PROVIDED INFORMATION ▸
BEGIN

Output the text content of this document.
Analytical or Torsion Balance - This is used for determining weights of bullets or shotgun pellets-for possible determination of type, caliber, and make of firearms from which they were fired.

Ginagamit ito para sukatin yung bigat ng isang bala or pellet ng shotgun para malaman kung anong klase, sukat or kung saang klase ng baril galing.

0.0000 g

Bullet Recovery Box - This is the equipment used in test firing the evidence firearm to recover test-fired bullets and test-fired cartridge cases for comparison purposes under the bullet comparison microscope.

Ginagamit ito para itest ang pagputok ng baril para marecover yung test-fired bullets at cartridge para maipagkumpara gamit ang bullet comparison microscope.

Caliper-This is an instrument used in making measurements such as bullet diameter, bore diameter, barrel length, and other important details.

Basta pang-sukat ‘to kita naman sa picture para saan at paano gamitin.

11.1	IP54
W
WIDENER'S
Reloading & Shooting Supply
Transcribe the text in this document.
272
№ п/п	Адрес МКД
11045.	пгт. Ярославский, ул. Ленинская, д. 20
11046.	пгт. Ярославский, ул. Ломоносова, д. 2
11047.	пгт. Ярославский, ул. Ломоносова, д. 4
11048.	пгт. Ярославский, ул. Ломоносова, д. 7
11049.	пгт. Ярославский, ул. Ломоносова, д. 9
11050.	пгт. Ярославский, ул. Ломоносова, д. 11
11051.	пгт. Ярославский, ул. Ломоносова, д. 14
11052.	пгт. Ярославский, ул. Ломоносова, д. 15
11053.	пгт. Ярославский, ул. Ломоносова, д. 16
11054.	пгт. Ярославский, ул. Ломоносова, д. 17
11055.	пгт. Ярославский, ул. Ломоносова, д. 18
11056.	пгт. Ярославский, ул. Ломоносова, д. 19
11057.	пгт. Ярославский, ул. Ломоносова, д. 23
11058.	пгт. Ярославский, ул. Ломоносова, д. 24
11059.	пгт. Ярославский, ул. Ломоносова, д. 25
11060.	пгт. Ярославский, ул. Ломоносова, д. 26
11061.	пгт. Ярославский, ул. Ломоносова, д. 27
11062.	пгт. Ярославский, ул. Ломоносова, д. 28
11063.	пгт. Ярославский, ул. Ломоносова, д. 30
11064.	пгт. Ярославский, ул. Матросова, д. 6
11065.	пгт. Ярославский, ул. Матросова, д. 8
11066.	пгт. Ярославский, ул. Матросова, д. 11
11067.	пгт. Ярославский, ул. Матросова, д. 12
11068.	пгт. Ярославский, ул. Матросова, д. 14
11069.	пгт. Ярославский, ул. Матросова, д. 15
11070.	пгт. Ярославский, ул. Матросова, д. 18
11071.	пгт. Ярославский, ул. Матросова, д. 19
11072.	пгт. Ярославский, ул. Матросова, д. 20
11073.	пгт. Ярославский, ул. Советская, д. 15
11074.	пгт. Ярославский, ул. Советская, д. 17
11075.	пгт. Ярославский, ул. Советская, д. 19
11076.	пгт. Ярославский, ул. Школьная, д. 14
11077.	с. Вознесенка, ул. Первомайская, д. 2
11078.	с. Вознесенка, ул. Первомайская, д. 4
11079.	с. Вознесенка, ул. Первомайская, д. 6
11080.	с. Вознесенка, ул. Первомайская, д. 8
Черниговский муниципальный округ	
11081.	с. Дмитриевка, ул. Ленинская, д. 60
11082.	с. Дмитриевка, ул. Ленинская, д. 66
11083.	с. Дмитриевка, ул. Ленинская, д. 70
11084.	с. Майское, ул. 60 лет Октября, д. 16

END

BRIEF ▸
Retype all the material above precisely, with no line left out.

WRITTEN ANSWER ▸
Output the text content of this document.
Analytical or Torsion Balance - This is used for determining weights of bullets or shotgun pellets-for possible determination of type, caliber, and make of firearms from which they were fired.

Ginagamit ito para sukatin yung bigat ng isang bala or pellet ng shotgun para malaman kung anong klase, sukat or kung saang klase ng baril galing.

0.0000 g

Bullet Recovery Box - This is the equipment used in test firing the evidence firearm to recover test-fired bullets and test-fired cartridge cases for comparison purposes under the bullet comparison microscope.

Ginagamit ito para itest ang pagputok ng baril para marecover yung test-fired bullets at cartridge para maipagkumpara gamit ang bullet comparison microscope.

Caliper-This is an instrument used in making measurements such as bullet diameter, bore diameter, barrel length, and other important details.

Basta pang-sukat ‘to kita naman sa picture para saan at paano gamitin.

11.1	IP54
W
WIDENER'S
Reloading & Shooting Supply
Transcribe the text in this document.
272
№ п/п	Адрес МКД
11045.	пгт. Ярославский, ул. Ленинская, д. 20
11046.	пгт. Ярославский, ул. Ломоносова, д. 2
11047.	пгт. Ярославский, ул. Ломоносова, д. 4
11048.	пгт. Ярославский, ул. Ломоносова, д. 7
11049.	пгт. Ярославский, ул. Ломоносова, д. 9
11050.	пгт. Ярославский, ул. Ломоносова, д. 11
11051.	пгт. Ярославский, ул. Ломоносова, д. 14
11052.	пгт. Ярославский, ул. Ломоносова, д. 15
11053.	пгт. Ярославский, ул. Ломоносова, д. 16
11054.	пгт. Ярославский, ул. Ломоносова, д. 17
11055.	пгт. Ярославский, ул. Ломоносова, д. 18
11056.	пгт. Ярославский, ул. Ломоносова, д. 19
11057.	пгт. Ярославский, ул. Ломоносова, д. 23
11058.	пгт. Ярославский, ул. Ломоносова, д. 24
11059.	пгт. Ярославский, ул. Ломоносова, д. 25
11060.	пгт. Ярославский, ул. Ломоносова, д. 26
11061.	пгт. Ярославский, ул. Ломоносова, д. 27
11062.	пгт. Ярославский, ул. Ломоносова, д. 28
11063.	пгт. Ярославский, ул. Ломоносова, д. 30
11064.	пгт. Ярославский, ул. Матросова, д. 6
11065.	пгт. Ярославский, ул. Матросова, д. 8
11066.	пгт. Ярославский, ул. Матросова, д. 11
11067.	пгт. Ярославский, ул. Матросова, д. 12
11068.	пгт. Ярославский, ул. Матросова, д. 14
11069.	пгт. Ярославский, ул. Матросова, д. 15
11070.	пгт. Ярославский, ул. Матросова, д. 18
11071.	пгт. Ярославский, ул. Матросова, д. 19
11072.	пгт. Ярославский, ул. Матросова, д. 20
11073.	пгт. Ярославский, ул. Советская, д. 15
11074.	пгт. Ярославский, ул. Советская, д. 17
11075.	пгт. Ярославский, ул. Советская, д. 19
11076.	пгт. Ярославский, ул. Школьная, д. 14
11077.	с. Вознесенка, ул. Первомайская, д. 2
11078.	с. Вознесенка, ул. Первомайская, д. 4
11079.	с. Вознесенка, ул. Первомайская, д. 6
11080.	с. Вознесенка, ул. Первомайская, д. 8
Черниговский муниципальный округ	
11081.	с. Дмитриевка, ул. Ленинская, д. 60
11082.	с. Дмитриевка, ул. Ленинская, д. 66
11083.	с. Дмитриевка, ул. Ленинская, д. 70
11084.	с. Майское, ул. 60 лет Октября, д. 16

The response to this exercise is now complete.